Task prompt
Where a line in the listing below contains the word "Decisão", copy that line.

Recorded information
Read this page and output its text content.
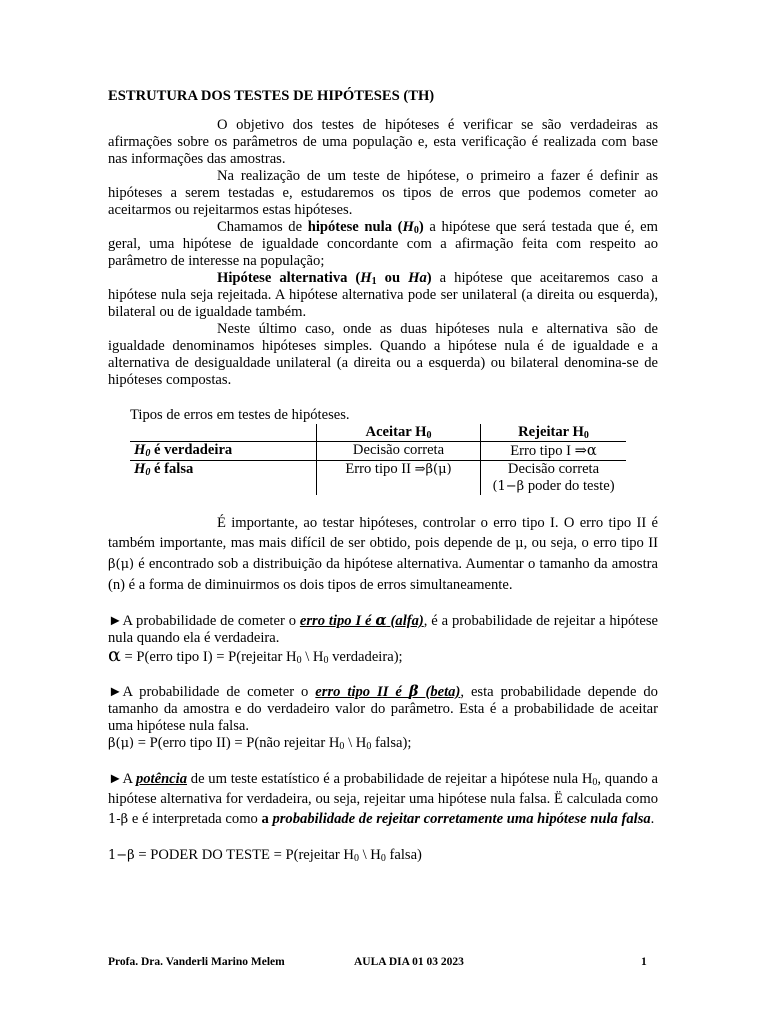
ESTRUTURA DOS TESTES DE HIPÓTESES (TH)

O objetivo dos testes de hipóteses é verificar se são verdadeiras as afirmações sobre os parâmetros de uma população e, esta verificação é realizada com base nas informações das amostras.

Na realização de um teste de hipótese, o primeiro a fazer é definir as hipóteses a serem testadas e, estudaremos os tipos de erros que podemos cometer ao aceitarmos ou rejeitarmos estas hipóteses.

Chamamos de hipótese nula $(H_0)$ a hipótese que será testada que é, em geral, uma hipótese de igualdade concordante com a afirmação feita com respeito ao parâmetro de interesse na população;

Hipótese alternativa ($H_1$ ou Ha) a hipótese que aceitaremos caso a hipótese nula seja rejeitada. A hipótese alternativa pode ser unilateral (a direita ou esquerda), bilateral ou de igualdade também.

Neste último caso, onde as duas hipóteses nula e alternativa são de igualdade denominamos hipóteses simples. Quando a hipótese nula é de igualdade e a alternativa de desigualdade unilateral (a direita ou a esquerda) ou bilateral denomina-se de hipóteses compostas.

Tipos de erros em testes de hipóteses.
	Aceitar $H_0$	Rejeitar $H_0$
$H_0$ é verdadeira	Decisão correta	Erro tipo I ⇒α
$H_0$ é falsa	Erro tipo II ⇒β(μ)	Decisão correta
(1−β poder do teste)

É importante, ao testar hipóteses, controlar o erro tipo I. O erro tipo II é também importante, mas mais difícil de ser obtido, pois depende de μ, ou seja, o erro tipo II β(μ) é encontrado sob a distribuição da hipótese alternativa. Aumentar o tamanho da amostra (n) é a forma de diminuirmos os dois tipos de erros simultaneamente.

►A probabilidade de cometer o erro tipo I é α (alfa), é a probabilidade de rejeitar a hipótese nula quando ela é verdadeira.

α = P(erro tipo I) = P(rejeitar $H_0$ \ $H_0$ verdadeira);

►A probabilidade de cometer o erro tipo II é β (beta), esta probabilidade depende do tamanho da amostra e do verdadeiro valor do parâmetro. Esta é a probabilidade de aceitar uma hipótese nula falsa.

β(μ) = P(erro tipo II) = P(não rejeitar $H_0$ \ $H_0$ falsa);

►A potência de um teste estatístico é a probabilidade de rejeitar a hipótese nula $H_0$, quando a hipótese alternativa for verdadeira, ou seja, rejeitar uma hipótese nula falsa. Ë calculada como 1-β e é interpretada como a probabilidade de rejeitar corretamente uma hipótese nula falsa.

1−β = PODER DO TESTE = P(rejeitar $H_0$ \ $H_0$ falsa)

Profa. Dra. Vanderli Marino Melem	AULA DIA 01 03 2023	1
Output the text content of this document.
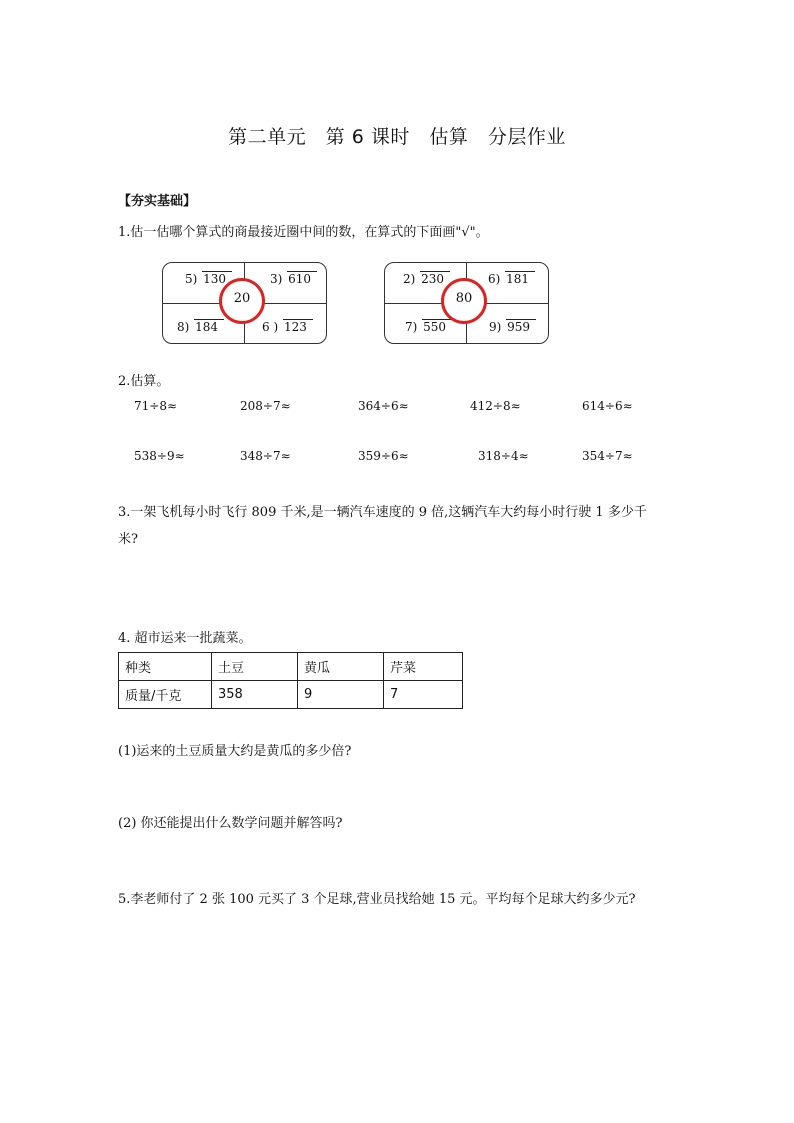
第二单元　第 6 课时　估算　分层作业
【夯实基础】
1.估一估哪个算式的商最接近圈中间的数，在算式的下面画"√"。
5) 130	3) 610
8) 184	6 ) 123
20
2) 230	6) 181
7) 550	9) 959
80
2.估算。
71÷8≈	208÷7≈	364÷6≈	412÷8≈	614÷6≈
538÷9≈	348÷7≈	359÷6≈	318÷4≈	354÷7≈
3.一架飞机每小时飞行 809 千米,是一辆汽车速度的 9 倍,这辆汽车大约每小时行驶 1 多少千
米?
4. 超市运来一批蔬菜。
种类	土豆	黄瓜	芹菜
质量/千克	358	9	7
(1)运来的土豆质量大约是黄瓜的多少倍?
(2) 你还能提出什么数学问题并解答吗?
5.李老师付了 2 张 100 元买了 3 个足球,营业员找给她 15 元。平均每个足球大约多少元?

Output for this task
$H_0$ é verdadeira	Decisão correta	Erro tipo I ⇒α
$H_0$ é falsa	Erro tipo II ⇒β(μ)	Decisão correta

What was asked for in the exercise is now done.